(Records from a collection of figures)
_ _ _ _
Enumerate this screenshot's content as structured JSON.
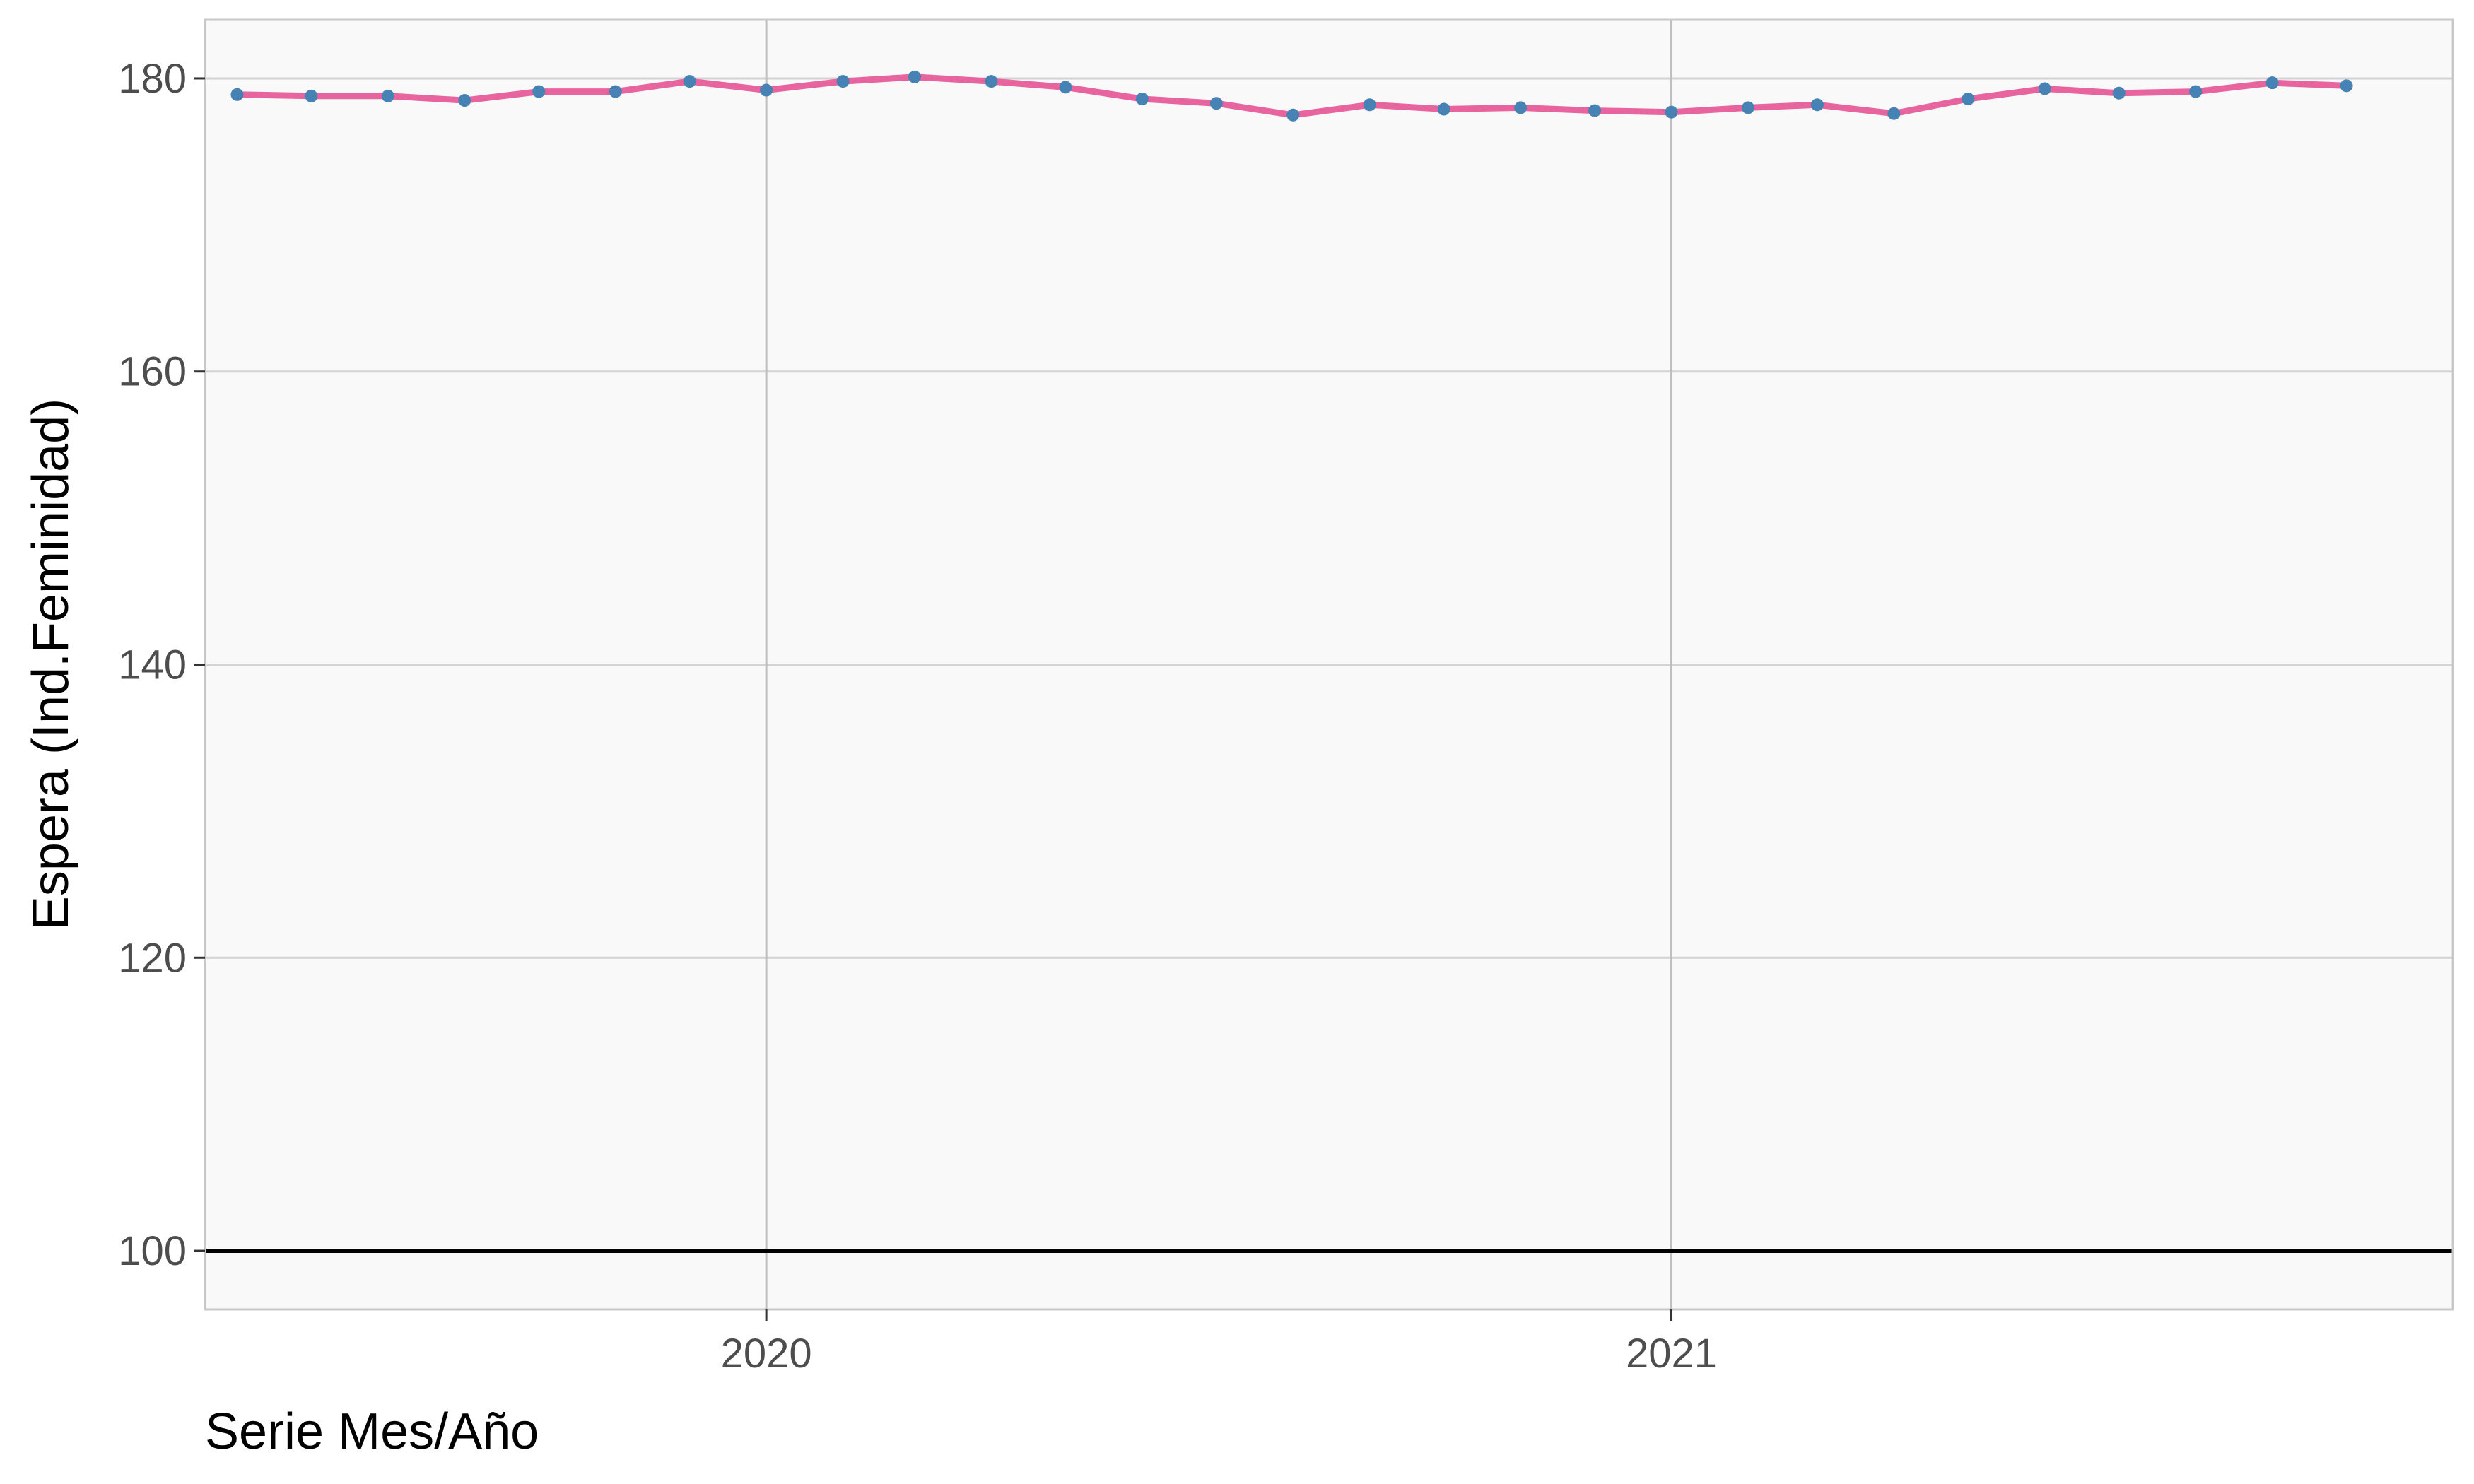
{
  "chart_data": {
    "type": "line",
    "title": "",
    "xlabel": "Serie Mes/Año",
    "ylabel": "Espera (Ind.Feminidad)",
    "x_ticks": [
      "2020",
      "2021"
    ],
    "y_ticks": [
      100,
      120,
      140,
      160,
      180
    ],
    "ylim": [
      96,
      184
    ],
    "xlim": [
      "2019-05-19",
      "2021-11-13"
    ],
    "reference_line": {
      "y": 100,
      "color": "#000000"
    },
    "grid": true,
    "legend": "none",
    "series": [
      {
        "line_color": "#e8649e",
        "point_color": "#4682b4",
        "x": [
          "2019-06-01",
          "2019-07-01",
          "2019-08-01",
          "2019-09-01",
          "2019-10-01",
          "2019-11-01",
          "2019-12-01",
          "2020-01-01",
          "2020-02-01",
          "2020-03-01",
          "2020-04-01",
          "2020-05-01",
          "2020-06-01",
          "2020-07-01",
          "2020-08-01",
          "2020-09-01",
          "2020-10-01",
          "2020-11-01",
          "2020-12-01",
          "2021-01-01",
          "2021-02-01",
          "2021-03-01",
          "2021-04-01",
          "2021-05-01",
          "2021-06-01",
          "2021-07-01",
          "2021-08-01",
          "2021-09-01",
          "2021-10-01"
        ],
        "values": [
          178.9,
          178.8,
          178.8,
          178.5,
          179.1,
          179.1,
          179.8,
          179.2,
          179.8,
          180.1,
          179.8,
          179.4,
          178.6,
          178.3,
          177.5,
          178.2,
          177.9,
          178.0,
          177.8,
          177.7,
          178.0,
          178.2,
          177.6,
          178.6,
          179.3,
          179.0,
          179.1,
          179.7,
          179.5
        ]
      }
    ]
  },
  "colors": {
    "panel_background": "#f9f9f9",
    "grid_major": "#d3d3d3",
    "grid_x": "#bebebe",
    "panel_border": "#c8c8c8"
  }
}
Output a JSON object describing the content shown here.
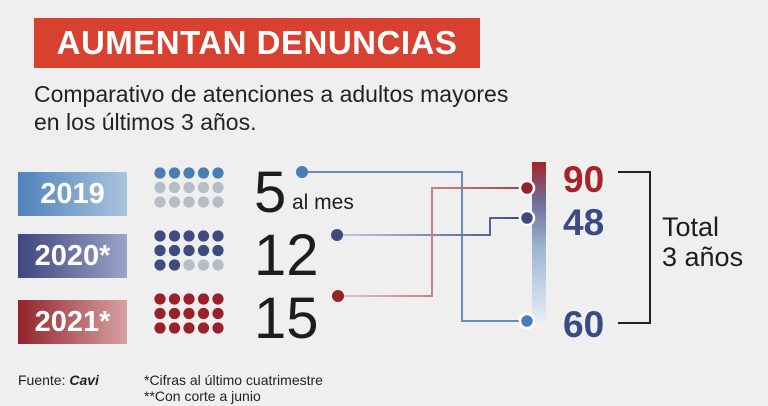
{
  "header": {
    "title": "AUMENTAN DENUNCIAS",
    "subtitle_line1": "Comparativo de atenciones a adultos mayores",
    "subtitle_line2": "en los últimos 3 años."
  },
  "rows": [
    {
      "year_label": "2019",
      "value": "5",
      "value_suffix": "al mes",
      "filled_dots": 5,
      "total_dots": 15,
      "fill_color": "#4a7db4",
      "empty_color": "#b7bdc4"
    },
    {
      "year_label": "2020*",
      "value": "12",
      "filled_dots": 12,
      "total_dots": 15,
      "fill_color": "#3f4a80",
      "empty_color": "#b7bdc4"
    },
    {
      "year_label": "2021*",
      "value": "15",
      "filled_dots": 15,
      "total_dots": 15,
      "fill_color": "#98222b",
      "empty_color": "#b7bdc4"
    }
  ],
  "totals": {
    "v2021": "90",
    "v2020": "48",
    "v2019": "60",
    "total_line1": "Total",
    "total_line2": "3 años"
  },
  "colors": {
    "title_bg": "#d8402f",
    "red": "#a8222a",
    "navy": "#3a4a83",
    "blue": "#4a7db4"
  },
  "footer": {
    "source_label": "Fuente:",
    "source_name": "Cavi",
    "note1": "*Cifras al último cuatrimestre",
    "note2": "**Con corte a junio"
  }
}
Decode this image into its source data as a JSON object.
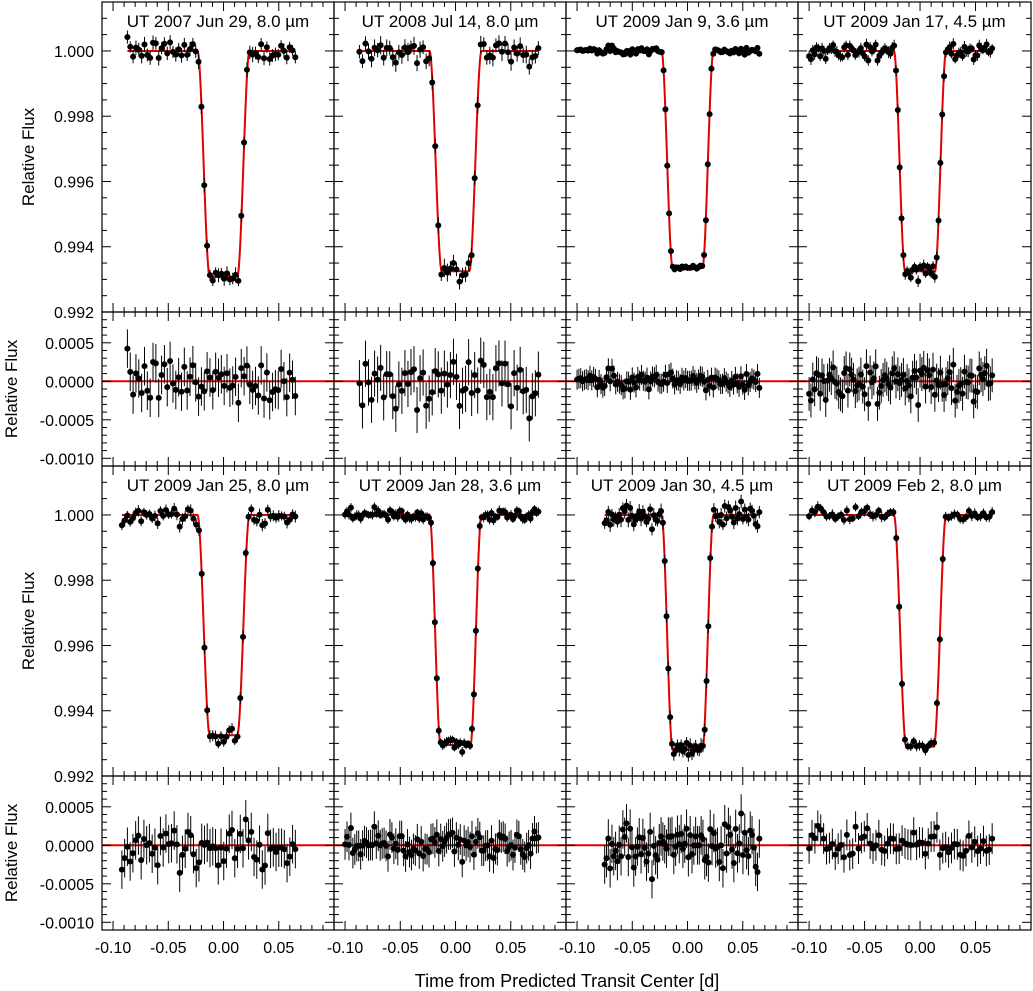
_ _ _ _
(Written problem) Copy the material above exactly and drop the pictures.

(Task solution)
Enumerate this screenshot's content as structured JSON.
{
  "chart_data": {
    "type": "line",
    "title": "",
    "xlabel": "Serie Mes/Año",
    "ylabel": "Espera (Ind.Feminidad)",
    "x_ticks": [
      "2020",
      "2021"
    ],
    "y_ticks": [
      100,
      120,
      140,
      160,
      180
    ],
    "ylim": [
      96,
      184
    ],
    "xlim": [
      "2019-05-19",
      "2021-11-13"
    ],
    "reference_line": {
      "y": 100,
      "color": "#000000"
    },
    "grid": true,
    "legend": "none",
    "series": [
      {
        "line_color": "#e8649e",
        "point_color": "#4682b4",
        "x": [
          "2019-06-01",
          "2019-07-01",
          "2019-08-01",
          "2019-09-01",
          "2019-10-01",
          "2019-11-01",
          "2019-12-01",
          "2020-01-01",
          "2020-02-01",
          "2020-03-01",
          "2020-04-01",
          "2020-05-01",
          "2020-06-01",
          "2020-07-01",
          "2020-08-01",
          "2020-09-01",
          "2020-10-01",
          "2020-11-01",
          "2020-12-01",
          "2021-01-01",
          "2021-02-01",
          "2021-03-01",
          "2021-04-01",
          "2021-05-01",
          "2021-06-01",
          "2021-07-01",
          "2021-08-01",
          "2021-09-01",
          "2021-10-01"
        ],
        "values": [
          178.9,
          178.8,
          178.8,
          178.5,
          179.1,
          179.1,
          179.8,
          179.2,
          179.8,
          180.1,
          179.8,
          179.4,
          178.6,
          178.3,
          177.5,
          178.2,
          177.9,
          178.0,
          177.8,
          177.7,
          178.0,
          178.2,
          177.6,
          178.6,
          179.3,
          179.0,
          179.1,
          179.7,
          179.5
        ]
      }
    ]
  },
  "colors": {
    "panel_background": "#f9f9f9",
    "grid_major": "#d3d3d3",
    "grid_x": "#bebebe",
    "panel_border": "#c8c8c8"
  }
}
Output a JSON object describing the content shown here.
{
  "header": {
    "title": "AUMENTAN DENUNCIAS",
    "subtitle_line1": "Comparativo de atenciones a adultos mayores",
    "subtitle_line2": "en los últimos 3 años."
  },
  "rows": [
    {
      "year_label": "2019",
      "value": "5",
      "value_suffix": "al mes",
      "filled_dots": 5,
      "total_dots": 15,
      "fill_color": "#4a7db4",
      "empty_color": "#b7bdc4"
    },
    {
      "year_label": "2020*",
      "value": "12",
      "filled_dots": 12,
      "total_dots": 15,
      "fill_color": "#3f4a80",
      "empty_color": "#b7bdc4"
    },
    {
      "year_label": "2021*",
      "value": "15",
      "filled_dots": 15,
      "total_dots": 15,
      "fill_color": "#98222b",
      "empty_color": "#b7bdc4"
    }
  ],
  "totals": {
    "v2021": "90",
    "v2020": "48",
    "v2019": "60",
    "total_line1": "Total",
    "total_line2": "3 años"
  },
  "colors": {
    "title_bg": "#d8402f",
    "red": "#a8222a",
    "navy": "#3a4a83",
    "blue": "#4a7db4"
  },
  "footer": {
    "source_label": "Fuente:",
    "source_name": "Cavi",
    "note1": "*Cifras al último cuatrimestre",
    "note2": "**Con corte a junio"
  }
}
Decode this image into its source data as a JSON object.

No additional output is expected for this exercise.